**Given problem**
Skip the pictures and extract all of the lines exactly as written.

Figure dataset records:
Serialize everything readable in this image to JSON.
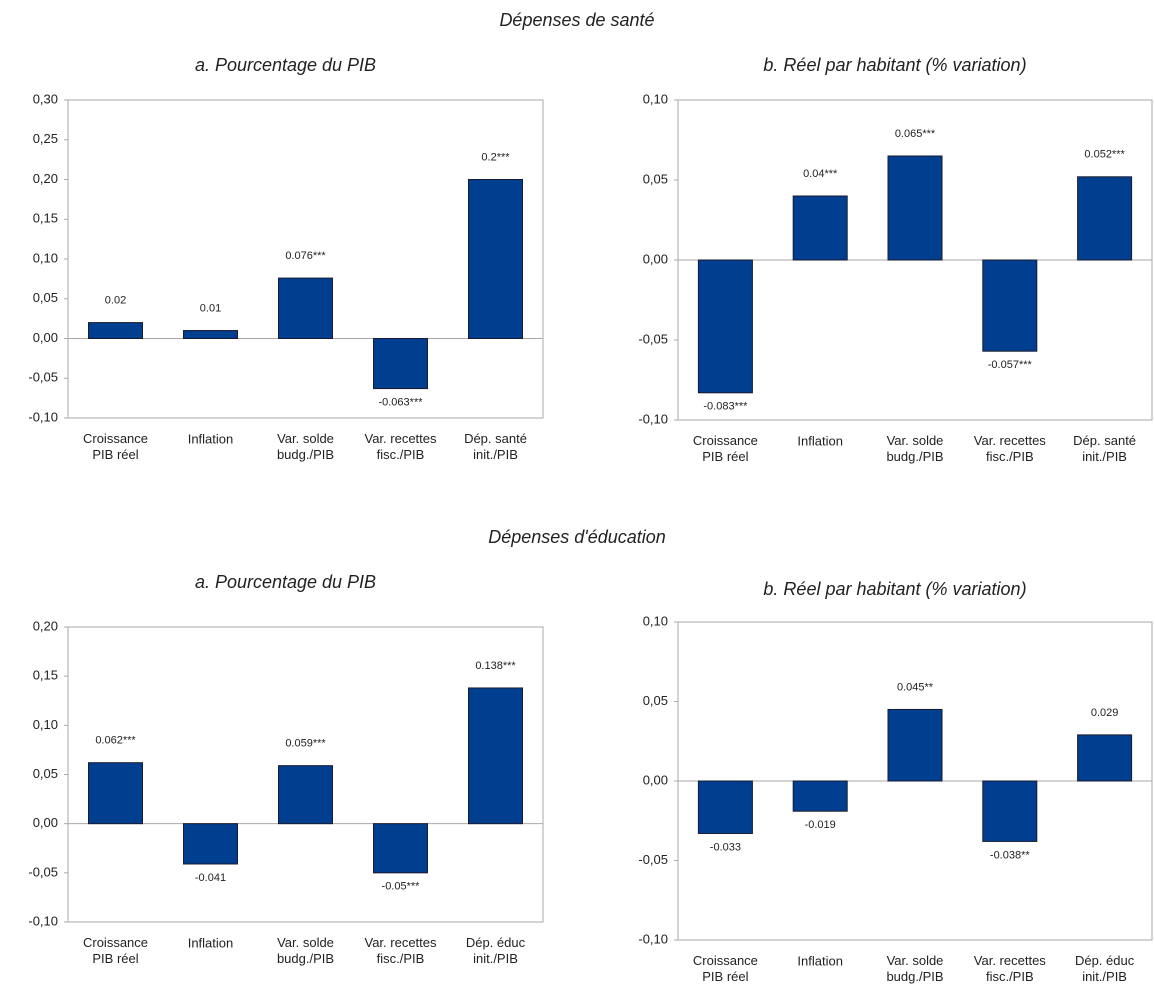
{
  "sections": [
    "Dépenses de santé",
    "Dépenses d'éducation"
  ],
  "chart_data": [
    {
      "type": "bar",
      "title": "a. Pourcentage du PIB",
      "color": "#003f8f",
      "categories": [
        "Croissance\nPIB réel",
        "Inflation",
        "Var. solde\nbudg./PIB",
        "Var. recettes\nfisc./PIB",
        "Dép. santé\ninit./PIB"
      ],
      "values": [
        0.02,
        0.01,
        0.076,
        -0.063,
        0.2
      ],
      "value_labels": [
        "0.02",
        "0.01",
        "0.076***",
        "-0.063***",
        "0.2***"
      ],
      "ylim": [
        -0.1,
        0.3
      ],
      "yticks": [
        {
          "value": -0.1,
          "label": "-0,10"
        },
        {
          "value": -0.05,
          "label": "-0,05"
        },
        {
          "value": 0,
          "label": "0,00"
        },
        {
          "value": 0.05,
          "label": "0,05"
        },
        {
          "value": 0.1,
          "label": "0,10"
        },
        {
          "value": 0.15,
          "label": "0,15"
        },
        {
          "value": 0.2,
          "label": "0,20"
        },
        {
          "value": 0.25,
          "label": "0,25"
        },
        {
          "value": 0.3,
          "label": "0,30"
        }
      ]
    },
    {
      "type": "bar",
      "title": "b. Réel par habitant (% variation)",
      "color": "#003f8f",
      "categories": [
        "Croissance\nPIB réel",
        "Inflation",
        "Var. solde\nbudg./PIB",
        "Var. recettes\nfisc./PIB",
        "Dép. santé\ninit./PIB"
      ],
      "values": [
        -0.083,
        0.04,
        0.065,
        -0.057,
        0.052
      ],
      "value_labels": [
        "-0.083***",
        "0.04***",
        "0.065***",
        "-0.057***",
        "0.052***"
      ],
      "ylim": [
        -0.1,
        0.1
      ],
      "yticks": [
        {
          "value": -0.1,
          "label": "-0,10"
        },
        {
          "value": -0.05,
          "label": "-0,05"
        },
        {
          "value": 0,
          "label": "0,00"
        },
        {
          "value": 0.05,
          "label": "0,05"
        },
        {
          "value": 0.1,
          "label": "0,10"
        }
      ]
    },
    {
      "type": "bar",
      "title": "a. Pourcentage du PIB",
      "color": "#003f8f",
      "categories": [
        "Croissance\nPIB réel",
        "Inflation",
        "Var. solde\nbudg./PIB",
        "Var. recettes\nfisc./PIB",
        "Dép. éduc\ninit./PIB"
      ],
      "values": [
        0.062,
        -0.041,
        0.059,
        -0.05,
        0.138
      ],
      "value_labels": [
        "0.062***",
        "-0.041",
        "0.059***",
        "-0.05***",
        "0.138***"
      ],
      "ylim": [
        -0.1,
        0.2
      ],
      "yticks": [
        {
          "value": -0.1,
          "label": "-0,10"
        },
        {
          "value": -0.05,
          "label": "-0,05"
        },
        {
          "value": 0,
          "label": "0,00"
        },
        {
          "value": 0.05,
          "label": "0,05"
        },
        {
          "value": 0.1,
          "label": "0,10"
        },
        {
          "value": 0.15,
          "label": "0,15"
        },
        {
          "value": 0.2,
          "label": "0,20"
        }
      ]
    },
    {
      "type": "bar",
      "title": "b. Réel par habitant (% variation)",
      "color": "#003f8f",
      "categories": [
        "Croissance\nPIB réel",
        "Inflation",
        "Var. solde\nbudg./PIB",
        "Var. recettes\nfisc./PIB",
        "Dép. éduc\ninit./PIB"
      ],
      "values": [
        -0.033,
        -0.019,
        0.045,
        -0.038,
        0.029
      ],
      "value_labels": [
        "-0.033",
        "-0.019",
        "0.045**",
        "-0.038**",
        "0.029"
      ],
      "ylim": [
        -0.1,
        0.1
      ],
      "yticks": [
        {
          "value": -0.1,
          "label": "-0,10"
        },
        {
          "value": -0.05,
          "label": "-0,05"
        },
        {
          "value": 0,
          "label": "0,00"
        },
        {
          "value": 0.05,
          "label": "0,05"
        },
        {
          "value": 0.1,
          "label": "0,10"
        }
      ]
    }
  ]
}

**Result of this exercise**
Serialize everything readable in this image to JSON.
{
  "sections": [
    "Dépenses de santé",
    "Dépenses d'éducation"
  ],
  "chart_data": [
    {
      "type": "bar",
      "title": "a. Pourcentage du PIB",
      "color": "#003f8f",
      "categories": [
        "Croissance\nPIB réel",
        "Inflation",
        "Var. solde\nbudg./PIB",
        "Var. recettes\nfisc./PIB",
        "Dép. santé\ninit./PIB"
      ],
      "values": [
        0.02,
        0.01,
        0.076,
        -0.063,
        0.2
      ],
      "value_labels": [
        "0.02",
        "0.01",
        "0.076***",
        "-0.063***",
        "0.2***"
      ],
      "ylim": [
        -0.1,
        0.3
      ],
      "yticks": [
        {
          "value": -0.1,
          "label": "-0,10"
        },
        {
          "value": -0.05,
          "label": "-0,05"
        },
        {
          "value": 0,
          "label": "0,00"
        },
        {
          "value": 0.05,
          "label": "0,05"
        },
        {
          "value": 0.1,
          "label": "0,10"
        },
        {
          "value": 0.15,
          "label": "0,15"
        },
        {
          "value": 0.2,
          "label": "0,20"
        },
        {
          "value": 0.25,
          "label": "0,25"
        },
        {
          "value": 0.3,
          "label": "0,30"
        }
      ]
    },
    {
      "type": "bar",
      "title": "b. Réel par habitant (% variation)",
      "color": "#003f8f",
      "categories": [
        "Croissance\nPIB réel",
        "Inflation",
        "Var. solde\nbudg./PIB",
        "Var. recettes\nfisc./PIB",
        "Dép. santé\ninit./PIB"
      ],
      "values": [
        -0.083,
        0.04,
        0.065,
        -0.057,
        0.052
      ],
      "value_labels": [
        "-0.083***",
        "0.04***",
        "0.065***",
        "-0.057***",
        "0.052***"
      ],
      "ylim": [
        -0.1,
        0.1
      ],
      "yticks": [
        {
          "value": -0.1,
          "label": "-0,10"
        },
        {
          "value": -0.05,
          "label": "-0,05"
        },
        {
          "value": 0,
          "label": "0,00"
        },
        {
          "value": 0.05,
          "label": "0,05"
        },
        {
          "value": 0.1,
          "label": "0,10"
        }
      ]
    },
    {
      "type": "bar",
      "title": "a. Pourcentage du PIB",
      "color": "#003f8f",
      "categories": [
        "Croissance\nPIB réel",
        "Inflation",
        "Var. solde\nbudg./PIB",
        "Var. recettes\nfisc./PIB",
        "Dép. éduc\ninit./PIB"
      ],
      "values": [
        0.062,
        -0.041,
        0.059,
        -0.05,
        0.138
      ],
      "value_labels": [
        "0.062***",
        "-0.041",
        "0.059***",
        "-0.05***",
        "0.138***"
      ],
      "ylim": [
        -0.1,
        0.2
      ],
      "yticks": [
        {
          "value": -0.1,
          "label": "-0,10"
        },
        {
          "value": -0.05,
          "label": "-0,05"
        },
        {
          "value": 0,
          "label": "0,00"
        },
        {
          "value": 0.05,
          "label": "0,05"
        },
        {
          "value": 0.1,
          "label": "0,10"
        },
        {
          "value": 0.15,
          "label": "0,15"
        },
        {
          "value": 0.2,
          "label": "0,20"
        }
      ]
    },
    {
      "type": "bar",
      "title": "b. Réel par habitant (% variation)",
      "color": "#003f8f",
      "categories": [
        "Croissance\nPIB réel",
        "Inflation",
        "Var. solde\nbudg./PIB",
        "Var. recettes\nfisc./PIB",
        "Dép. éduc\ninit./PIB"
      ],
      "values": [
        -0.033,
        -0.019,
        0.045,
        -0.038,
        0.029
      ],
      "value_labels": [
        "-0.033",
        "-0.019",
        "0.045**",
        "-0.038**",
        "0.029"
      ],
      "ylim": [
        -0.1,
        0.1
      ],
      "yticks": [
        {
          "value": -0.1,
          "label": "-0,10"
        },
        {
          "value": -0.05,
          "label": "-0,05"
        },
        {
          "value": 0,
          "label": "0,00"
        },
        {
          "value": 0.05,
          "label": "0,05"
        },
        {
          "value": 0.1,
          "label": "0,10"
        }
      ]
    }
  ]
}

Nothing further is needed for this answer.